§ TASK STATEMENT
Answer with one number: how many lines hold "JSON".

[Dataset records]
==========
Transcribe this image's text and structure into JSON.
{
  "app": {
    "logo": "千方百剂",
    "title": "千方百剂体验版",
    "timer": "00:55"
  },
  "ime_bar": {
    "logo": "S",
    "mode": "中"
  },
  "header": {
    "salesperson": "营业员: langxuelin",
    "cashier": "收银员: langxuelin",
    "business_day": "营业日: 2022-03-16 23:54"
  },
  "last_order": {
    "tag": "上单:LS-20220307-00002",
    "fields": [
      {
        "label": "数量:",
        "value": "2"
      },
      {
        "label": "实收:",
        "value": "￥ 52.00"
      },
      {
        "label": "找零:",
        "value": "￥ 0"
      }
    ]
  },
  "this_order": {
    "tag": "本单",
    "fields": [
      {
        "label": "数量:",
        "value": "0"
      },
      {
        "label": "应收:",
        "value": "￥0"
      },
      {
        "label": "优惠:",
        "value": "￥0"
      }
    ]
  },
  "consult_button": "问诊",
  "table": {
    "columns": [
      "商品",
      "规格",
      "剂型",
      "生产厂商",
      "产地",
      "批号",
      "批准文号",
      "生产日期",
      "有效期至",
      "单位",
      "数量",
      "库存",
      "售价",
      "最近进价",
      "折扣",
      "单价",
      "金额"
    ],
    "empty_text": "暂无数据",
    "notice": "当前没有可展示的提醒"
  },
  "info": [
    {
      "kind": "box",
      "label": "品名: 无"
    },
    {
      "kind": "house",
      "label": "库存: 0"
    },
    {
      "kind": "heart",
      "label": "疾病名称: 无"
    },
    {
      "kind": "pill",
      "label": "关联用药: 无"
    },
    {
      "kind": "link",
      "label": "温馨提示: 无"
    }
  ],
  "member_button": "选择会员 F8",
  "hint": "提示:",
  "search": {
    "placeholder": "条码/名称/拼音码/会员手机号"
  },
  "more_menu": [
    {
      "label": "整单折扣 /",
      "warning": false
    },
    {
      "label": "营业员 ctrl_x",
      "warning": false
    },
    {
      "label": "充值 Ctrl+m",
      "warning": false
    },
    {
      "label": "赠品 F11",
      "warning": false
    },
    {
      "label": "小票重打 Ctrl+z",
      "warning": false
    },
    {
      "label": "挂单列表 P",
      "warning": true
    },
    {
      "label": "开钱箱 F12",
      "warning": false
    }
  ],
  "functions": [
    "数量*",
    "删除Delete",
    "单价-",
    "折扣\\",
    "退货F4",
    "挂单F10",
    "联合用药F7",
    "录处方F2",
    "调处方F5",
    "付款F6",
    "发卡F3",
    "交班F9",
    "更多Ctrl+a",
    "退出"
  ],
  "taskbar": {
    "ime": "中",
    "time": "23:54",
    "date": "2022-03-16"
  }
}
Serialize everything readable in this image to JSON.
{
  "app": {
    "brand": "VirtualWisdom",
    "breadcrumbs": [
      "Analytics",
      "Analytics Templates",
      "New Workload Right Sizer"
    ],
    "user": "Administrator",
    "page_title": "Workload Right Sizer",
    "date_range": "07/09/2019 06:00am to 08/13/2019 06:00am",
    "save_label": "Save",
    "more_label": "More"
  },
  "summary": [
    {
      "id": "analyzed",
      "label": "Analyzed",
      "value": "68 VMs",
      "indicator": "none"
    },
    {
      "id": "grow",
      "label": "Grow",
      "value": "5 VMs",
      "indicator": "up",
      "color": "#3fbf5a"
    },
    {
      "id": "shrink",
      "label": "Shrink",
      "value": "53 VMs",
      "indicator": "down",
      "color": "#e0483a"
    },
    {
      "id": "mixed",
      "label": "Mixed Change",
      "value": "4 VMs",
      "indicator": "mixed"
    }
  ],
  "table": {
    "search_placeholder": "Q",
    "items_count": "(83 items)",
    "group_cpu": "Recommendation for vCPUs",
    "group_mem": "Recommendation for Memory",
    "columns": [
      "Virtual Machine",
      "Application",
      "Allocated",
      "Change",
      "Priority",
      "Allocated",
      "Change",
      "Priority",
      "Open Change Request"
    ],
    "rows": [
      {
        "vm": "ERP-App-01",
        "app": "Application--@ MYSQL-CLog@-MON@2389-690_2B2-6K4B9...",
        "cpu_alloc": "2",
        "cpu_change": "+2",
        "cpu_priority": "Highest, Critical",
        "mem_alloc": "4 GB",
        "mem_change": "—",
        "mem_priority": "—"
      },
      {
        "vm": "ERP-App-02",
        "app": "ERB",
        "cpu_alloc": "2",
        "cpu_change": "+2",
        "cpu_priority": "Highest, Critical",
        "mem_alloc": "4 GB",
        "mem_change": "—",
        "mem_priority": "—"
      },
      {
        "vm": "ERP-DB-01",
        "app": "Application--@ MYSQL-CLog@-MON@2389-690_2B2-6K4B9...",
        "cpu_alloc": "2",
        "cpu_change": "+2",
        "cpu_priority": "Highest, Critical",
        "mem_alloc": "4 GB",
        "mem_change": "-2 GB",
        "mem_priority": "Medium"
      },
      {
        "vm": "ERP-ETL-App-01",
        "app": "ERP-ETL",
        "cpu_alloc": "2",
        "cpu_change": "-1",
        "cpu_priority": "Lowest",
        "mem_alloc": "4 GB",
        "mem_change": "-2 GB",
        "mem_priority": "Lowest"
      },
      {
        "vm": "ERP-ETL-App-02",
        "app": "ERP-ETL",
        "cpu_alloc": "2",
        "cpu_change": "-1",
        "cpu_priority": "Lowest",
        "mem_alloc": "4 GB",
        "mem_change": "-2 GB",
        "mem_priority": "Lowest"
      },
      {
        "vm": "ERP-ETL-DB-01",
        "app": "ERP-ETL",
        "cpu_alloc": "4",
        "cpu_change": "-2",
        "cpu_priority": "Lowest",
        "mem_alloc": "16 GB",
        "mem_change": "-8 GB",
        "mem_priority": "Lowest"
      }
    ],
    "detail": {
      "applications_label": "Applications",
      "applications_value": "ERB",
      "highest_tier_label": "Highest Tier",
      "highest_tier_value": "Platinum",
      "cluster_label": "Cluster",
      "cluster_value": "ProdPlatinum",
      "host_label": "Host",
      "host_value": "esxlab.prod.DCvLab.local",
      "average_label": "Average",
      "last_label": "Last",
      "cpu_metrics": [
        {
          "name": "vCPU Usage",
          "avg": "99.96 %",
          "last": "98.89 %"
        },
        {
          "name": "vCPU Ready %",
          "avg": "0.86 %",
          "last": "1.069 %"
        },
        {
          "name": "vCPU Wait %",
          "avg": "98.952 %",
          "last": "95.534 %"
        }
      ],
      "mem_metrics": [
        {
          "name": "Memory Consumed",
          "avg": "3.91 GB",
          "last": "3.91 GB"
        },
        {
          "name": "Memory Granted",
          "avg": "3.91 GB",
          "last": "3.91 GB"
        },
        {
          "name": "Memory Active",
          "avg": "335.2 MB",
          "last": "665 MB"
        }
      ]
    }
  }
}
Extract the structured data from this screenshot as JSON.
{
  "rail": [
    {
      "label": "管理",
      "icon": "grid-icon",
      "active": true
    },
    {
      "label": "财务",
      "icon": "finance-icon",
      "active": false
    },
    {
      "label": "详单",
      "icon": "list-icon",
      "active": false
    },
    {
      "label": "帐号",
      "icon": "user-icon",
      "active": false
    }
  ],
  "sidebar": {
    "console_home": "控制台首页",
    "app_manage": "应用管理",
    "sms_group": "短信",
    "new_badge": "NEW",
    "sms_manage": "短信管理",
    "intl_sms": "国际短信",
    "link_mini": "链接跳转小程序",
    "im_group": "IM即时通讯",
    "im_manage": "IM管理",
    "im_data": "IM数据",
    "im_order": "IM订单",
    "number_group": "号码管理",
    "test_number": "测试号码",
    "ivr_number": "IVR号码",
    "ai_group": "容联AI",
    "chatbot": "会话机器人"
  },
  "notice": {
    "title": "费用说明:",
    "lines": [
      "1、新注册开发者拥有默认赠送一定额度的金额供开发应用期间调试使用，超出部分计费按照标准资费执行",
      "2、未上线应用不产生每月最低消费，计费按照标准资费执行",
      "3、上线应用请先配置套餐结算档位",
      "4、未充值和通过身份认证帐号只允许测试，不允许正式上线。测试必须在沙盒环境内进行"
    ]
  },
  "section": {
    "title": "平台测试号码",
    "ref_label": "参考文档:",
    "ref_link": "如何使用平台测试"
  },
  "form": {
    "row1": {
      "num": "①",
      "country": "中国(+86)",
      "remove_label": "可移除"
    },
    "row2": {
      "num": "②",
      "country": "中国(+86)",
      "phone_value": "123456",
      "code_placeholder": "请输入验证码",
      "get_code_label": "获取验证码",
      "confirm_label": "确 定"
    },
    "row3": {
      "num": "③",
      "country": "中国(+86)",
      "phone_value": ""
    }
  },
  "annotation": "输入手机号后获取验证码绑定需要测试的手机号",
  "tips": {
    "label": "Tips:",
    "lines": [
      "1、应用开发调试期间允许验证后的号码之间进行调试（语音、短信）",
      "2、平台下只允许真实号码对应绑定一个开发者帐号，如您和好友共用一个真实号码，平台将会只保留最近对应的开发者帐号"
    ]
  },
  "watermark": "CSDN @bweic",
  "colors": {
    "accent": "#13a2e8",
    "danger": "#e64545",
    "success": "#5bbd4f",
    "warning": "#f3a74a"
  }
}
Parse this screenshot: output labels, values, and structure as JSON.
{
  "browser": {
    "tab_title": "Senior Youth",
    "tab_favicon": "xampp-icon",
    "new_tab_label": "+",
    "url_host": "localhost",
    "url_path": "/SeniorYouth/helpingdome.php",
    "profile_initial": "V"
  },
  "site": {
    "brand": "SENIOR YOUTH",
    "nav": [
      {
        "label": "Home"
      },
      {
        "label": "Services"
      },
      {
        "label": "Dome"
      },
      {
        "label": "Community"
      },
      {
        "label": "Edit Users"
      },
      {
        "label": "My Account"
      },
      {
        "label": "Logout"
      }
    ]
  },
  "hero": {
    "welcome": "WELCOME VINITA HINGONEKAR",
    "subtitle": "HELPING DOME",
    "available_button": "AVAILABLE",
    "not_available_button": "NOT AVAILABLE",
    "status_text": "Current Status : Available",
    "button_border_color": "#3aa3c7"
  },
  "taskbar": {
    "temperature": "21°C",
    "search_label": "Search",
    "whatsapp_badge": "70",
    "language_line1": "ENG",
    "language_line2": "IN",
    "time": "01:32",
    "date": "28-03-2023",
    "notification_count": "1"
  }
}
==========
§ SOLVED PROBLEM
4